┌──

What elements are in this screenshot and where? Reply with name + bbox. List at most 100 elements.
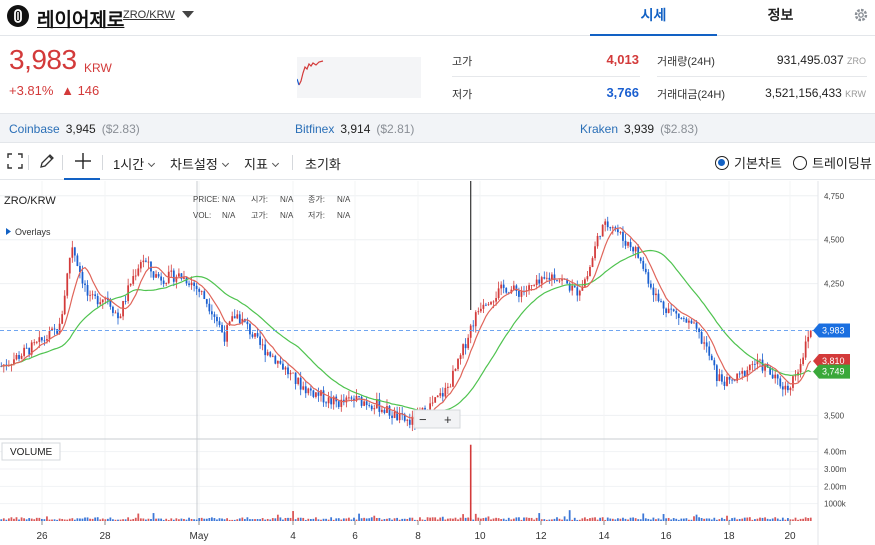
volume-bar bbox=[670, 519, 673, 521]
candle-body bbox=[677, 313, 680, 319]
candle-body bbox=[657, 293, 660, 302]
volume-bar bbox=[652, 517, 655, 521]
volume-bar bbox=[276, 514, 279, 521]
current-price: 3,983 bbox=[9, 44, 77, 75]
candle-body bbox=[63, 295, 66, 315]
gear-icon[interactable] bbox=[852, 6, 870, 29]
tab-info[interactable]: 정보 bbox=[717, 0, 844, 36]
volume-tick-label: 3.00m bbox=[824, 465, 847, 474]
candle-body bbox=[327, 397, 330, 404]
candle-body bbox=[495, 298, 497, 302]
candle-body bbox=[467, 337, 470, 349]
indicators-menu[interactable]: 지표 bbox=[244, 154, 279, 173]
candle-body bbox=[462, 344, 464, 356]
exchange-kraken[interactable]: Kraken 3,939 ($2.83) bbox=[580, 122, 698, 136]
candle-body bbox=[269, 352, 272, 357]
volume-bar bbox=[657, 518, 660, 521]
pair-link[interactable]: ZRO/KRW bbox=[123, 9, 175, 21]
candle-body bbox=[436, 395, 439, 398]
reset-button[interactable]: 초기화 bbox=[305, 154, 341, 173]
candle-body bbox=[408, 419, 411, 425]
candle-body bbox=[578, 290, 581, 296]
volume-bar bbox=[269, 519, 272, 521]
tradingview-radio[interactable]: 트레이딩뷰 bbox=[793, 153, 872, 172]
volume-bar bbox=[591, 517, 594, 521]
volume-bar bbox=[502, 518, 505, 521]
volume-tick-label: 4.00m bbox=[824, 448, 847, 457]
candle-body bbox=[302, 386, 305, 390]
candle-body bbox=[325, 402, 327, 404]
exchange-coinbase[interactable]: Coinbase 3,945 ($2.83) bbox=[9, 122, 140, 136]
candle-body bbox=[322, 390, 325, 403]
volume-bar bbox=[386, 518, 388, 521]
volume-bar bbox=[416, 519, 419, 521]
volume-bar bbox=[764, 517, 766, 521]
candle-body bbox=[596, 235, 599, 247]
volume-bar bbox=[761, 517, 764, 521]
candle-body bbox=[236, 314, 239, 319]
candle-body bbox=[642, 260, 645, 269]
fullscreen-icon[interactable] bbox=[7, 153, 23, 172]
candle-body bbox=[81, 272, 84, 284]
svg-text:PRICE:: PRICE: bbox=[193, 195, 220, 204]
overlays-toggle[interactable]: Overlays bbox=[15, 227, 51, 237]
tab-market[interactable]: 시세 bbox=[590, 0, 717, 36]
candle-body bbox=[46, 339, 48, 341]
volume-bar bbox=[94, 517, 97, 521]
zoom-out-button[interactable]: − bbox=[419, 412, 427, 427]
volume-bar bbox=[408, 517, 411, 521]
candle-body bbox=[368, 405, 371, 406]
candle-body bbox=[723, 381, 726, 386]
candle-body bbox=[208, 303, 211, 312]
volume-bar bbox=[167, 519, 170, 521]
chart-settings-menu[interactable]: 차트설정 bbox=[170, 154, 229, 173]
coin-dropdown-chevron-down-icon[interactable] bbox=[182, 11, 194, 18]
volume-bar bbox=[649, 519, 652, 521]
volume-bar bbox=[322, 518, 325, 521]
candle-body bbox=[150, 261, 152, 272]
candle-body bbox=[137, 268, 140, 276]
volume-bar bbox=[738, 518, 741, 521]
candle-body bbox=[178, 273, 180, 277]
volume-bar bbox=[342, 518, 345, 521]
volume-bar bbox=[774, 517, 777, 521]
candle-body bbox=[170, 270, 173, 272]
candle-body bbox=[718, 374, 721, 382]
coin-name[interactable]: 레이어제로 bbox=[37, 5, 124, 32]
candle-body bbox=[68, 257, 71, 274]
candle-body bbox=[662, 301, 665, 309]
volume-bar bbox=[411, 517, 414, 521]
volume-bar bbox=[53, 519, 56, 521]
chart-grid bbox=[0, 181, 818, 521]
y-tick-label: 3,500 bbox=[824, 411, 845, 420]
volume-bar bbox=[474, 513, 477, 521]
overlays-caret-icon[interactable] bbox=[6, 228, 11, 235]
basic-chart-radio[interactable]: 기본차트 bbox=[715, 153, 782, 172]
candle-body bbox=[299, 377, 302, 390]
volume-spike-bar bbox=[469, 444, 472, 521]
volume-bar bbox=[507, 517, 510, 521]
interval-select[interactable]: 1시간 bbox=[113, 154, 156, 173]
zoom-in-button[interactable]: + bbox=[444, 412, 452, 427]
volume-bar bbox=[241, 517, 244, 521]
volume-bar bbox=[809, 517, 812, 521]
exchange-bitfinex[interactable]: Bitfinex 3,914 ($2.81) bbox=[295, 122, 414, 136]
volume-bar bbox=[751, 519, 754, 521]
volume-bar bbox=[682, 518, 685, 521]
volume-bar bbox=[698, 517, 700, 521]
volume-bar bbox=[578, 519, 581, 521]
last-price-tag: 3,983 bbox=[813, 323, 850, 338]
candle-body bbox=[680, 318, 683, 319]
candle-body bbox=[576, 287, 579, 296]
volume-bar bbox=[381, 519, 383, 521]
volume-bar bbox=[619, 518, 622, 521]
chevron-down-icon bbox=[221, 159, 229, 168]
crosshair-plus-icon[interactable] bbox=[74, 152, 92, 173]
volume-bar bbox=[58, 518, 61, 521]
candle-body bbox=[688, 320, 690, 323]
candle-body bbox=[685, 318, 688, 323]
pencil-icon[interactable] bbox=[38, 152, 56, 173]
price-chart[interactable]: 3,500 4,250 4,500 4,750 4.00m 3.00m 2.00m 1000… bbox=[0, 181, 875, 545]
candle-body bbox=[591, 258, 594, 268]
candle-body bbox=[112, 306, 114, 313]
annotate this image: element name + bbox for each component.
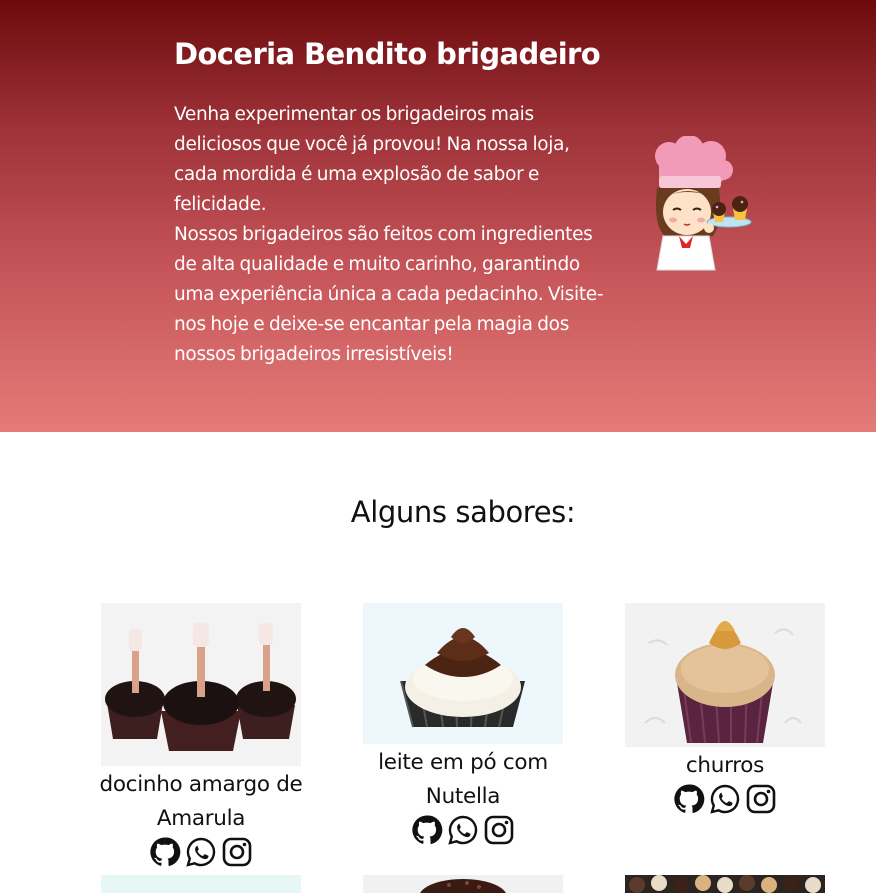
flavor-name: churros bbox=[685, 753, 765, 778]
hero-section: Doceria Bendito brigadeiro Venha experim… bbox=[0, 0, 876, 432]
page-title: Doceria Bendito brigadeiro bbox=[174, 37, 601, 71]
instagram-icon[interactable] bbox=[221, 836, 253, 868]
github-icon[interactable] bbox=[149, 836, 181, 868]
instagram-icon[interactable] bbox=[483, 814, 515, 846]
hero-description-line-2: Nossos brigadeiros são feitos com ingred… bbox=[174, 224, 604, 365]
amarula-brigadeiro-photo bbox=[101, 603, 301, 766]
social-links bbox=[604, 783, 846, 815]
whatsapp-icon[interactable] bbox=[447, 814, 479, 846]
flavor-card: churros bbox=[604, 603, 846, 815]
chef-girl-with-cupcakes-icon bbox=[655, 136, 752, 271]
hero-description-line-1: Venha experimentar os brigadeiros mais d… bbox=[174, 104, 570, 215]
nutella-brigadeiro-photo bbox=[363, 603, 563, 744]
flavor-photo-partial bbox=[625, 875, 825, 893]
churros-brigadeiro-photo bbox=[625, 603, 825, 747]
flavor-name: docinho amargo de Amarula bbox=[99, 772, 303, 831]
instagram-icon[interactable] bbox=[745, 783, 777, 815]
whatsapp-icon[interactable] bbox=[709, 783, 741, 815]
social-links bbox=[342, 814, 584, 846]
flavor-card: leite em pó com Nutella bbox=[342, 603, 584, 846]
github-icon[interactable] bbox=[673, 783, 705, 815]
flavor-name: leite em pó com Nutella bbox=[378, 750, 548, 809]
hero-text-block: Doceria Bendito brigadeiro Venha experim… bbox=[174, 34, 614, 370]
hero-description: Venha experimentar os brigadeiros mais d… bbox=[174, 100, 614, 370]
social-links bbox=[80, 836, 322, 868]
flavor-photo-partial bbox=[363, 875, 563, 893]
flavor-photo-partial bbox=[101, 875, 301, 893]
github-icon[interactable] bbox=[411, 814, 443, 846]
whatsapp-icon[interactable] bbox=[185, 836, 217, 868]
flavor-card: docinho amargo de Amarula bbox=[80, 603, 322, 868]
flavors-heading: Alguns sabores: bbox=[350, 495, 576, 529]
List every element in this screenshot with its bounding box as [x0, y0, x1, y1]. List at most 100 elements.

└──

Please copy out the entries above, from the line containing "flavor-name: churros bbox=[685, 753, 765, 778]" through the line containing "github-icon[interactable] bbox=[149, 836, 181, 868]", inclusive, reproducing each one unchanged.

• _SOLUTION FOR THIS TASK_
flavor-name: churros bbox=[685, 753, 765, 778]
hero-section: Doceria Bendito brigadeiro Venha experim… bbox=[0, 0, 876, 432]
page-title: Doceria Bendito brigadeiro bbox=[174, 37, 601, 71]
instagram-icon[interactable] bbox=[221, 836, 253, 868]
github-icon[interactable] bbox=[149, 836, 181, 868]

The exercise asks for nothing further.